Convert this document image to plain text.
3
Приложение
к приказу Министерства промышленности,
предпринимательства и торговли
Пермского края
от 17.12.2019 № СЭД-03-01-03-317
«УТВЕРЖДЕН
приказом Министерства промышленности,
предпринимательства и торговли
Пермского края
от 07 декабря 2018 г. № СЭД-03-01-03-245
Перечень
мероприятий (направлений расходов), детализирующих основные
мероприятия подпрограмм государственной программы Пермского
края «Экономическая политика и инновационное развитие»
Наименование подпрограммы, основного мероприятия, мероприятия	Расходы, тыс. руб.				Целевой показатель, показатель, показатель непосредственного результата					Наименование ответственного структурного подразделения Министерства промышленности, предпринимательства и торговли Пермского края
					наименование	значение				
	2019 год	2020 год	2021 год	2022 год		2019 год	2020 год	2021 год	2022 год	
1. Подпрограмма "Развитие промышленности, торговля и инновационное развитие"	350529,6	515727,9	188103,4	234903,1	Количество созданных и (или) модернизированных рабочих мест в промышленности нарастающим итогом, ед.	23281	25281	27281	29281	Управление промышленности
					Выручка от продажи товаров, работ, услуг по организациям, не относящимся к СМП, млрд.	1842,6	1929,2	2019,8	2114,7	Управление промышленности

===

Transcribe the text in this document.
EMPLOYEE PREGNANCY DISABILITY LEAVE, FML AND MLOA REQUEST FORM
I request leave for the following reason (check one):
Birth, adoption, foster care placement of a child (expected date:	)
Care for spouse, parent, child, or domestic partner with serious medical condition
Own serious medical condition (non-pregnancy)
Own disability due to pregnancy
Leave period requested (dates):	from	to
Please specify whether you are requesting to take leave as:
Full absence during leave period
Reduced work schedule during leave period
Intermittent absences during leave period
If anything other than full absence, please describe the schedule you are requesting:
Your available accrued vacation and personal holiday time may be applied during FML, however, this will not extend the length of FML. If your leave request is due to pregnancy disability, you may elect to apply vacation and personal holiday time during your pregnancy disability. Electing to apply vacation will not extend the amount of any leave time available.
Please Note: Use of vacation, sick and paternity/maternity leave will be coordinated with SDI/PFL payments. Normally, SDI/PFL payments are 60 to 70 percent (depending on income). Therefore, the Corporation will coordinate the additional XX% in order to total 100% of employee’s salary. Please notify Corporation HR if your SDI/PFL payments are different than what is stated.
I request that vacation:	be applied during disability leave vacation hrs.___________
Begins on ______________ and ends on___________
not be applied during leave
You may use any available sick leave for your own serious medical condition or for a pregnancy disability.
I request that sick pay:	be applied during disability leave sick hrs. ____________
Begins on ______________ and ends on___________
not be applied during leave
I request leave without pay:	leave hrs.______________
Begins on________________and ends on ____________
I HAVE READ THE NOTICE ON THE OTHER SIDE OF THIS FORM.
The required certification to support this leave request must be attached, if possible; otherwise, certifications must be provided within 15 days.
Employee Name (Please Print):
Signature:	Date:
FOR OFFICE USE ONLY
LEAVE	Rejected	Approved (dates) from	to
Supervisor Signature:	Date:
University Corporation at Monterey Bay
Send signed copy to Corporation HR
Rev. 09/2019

===

### What you need to do
Respond with the number of lines containing "промышленности" and no additional words.

### Full solution
5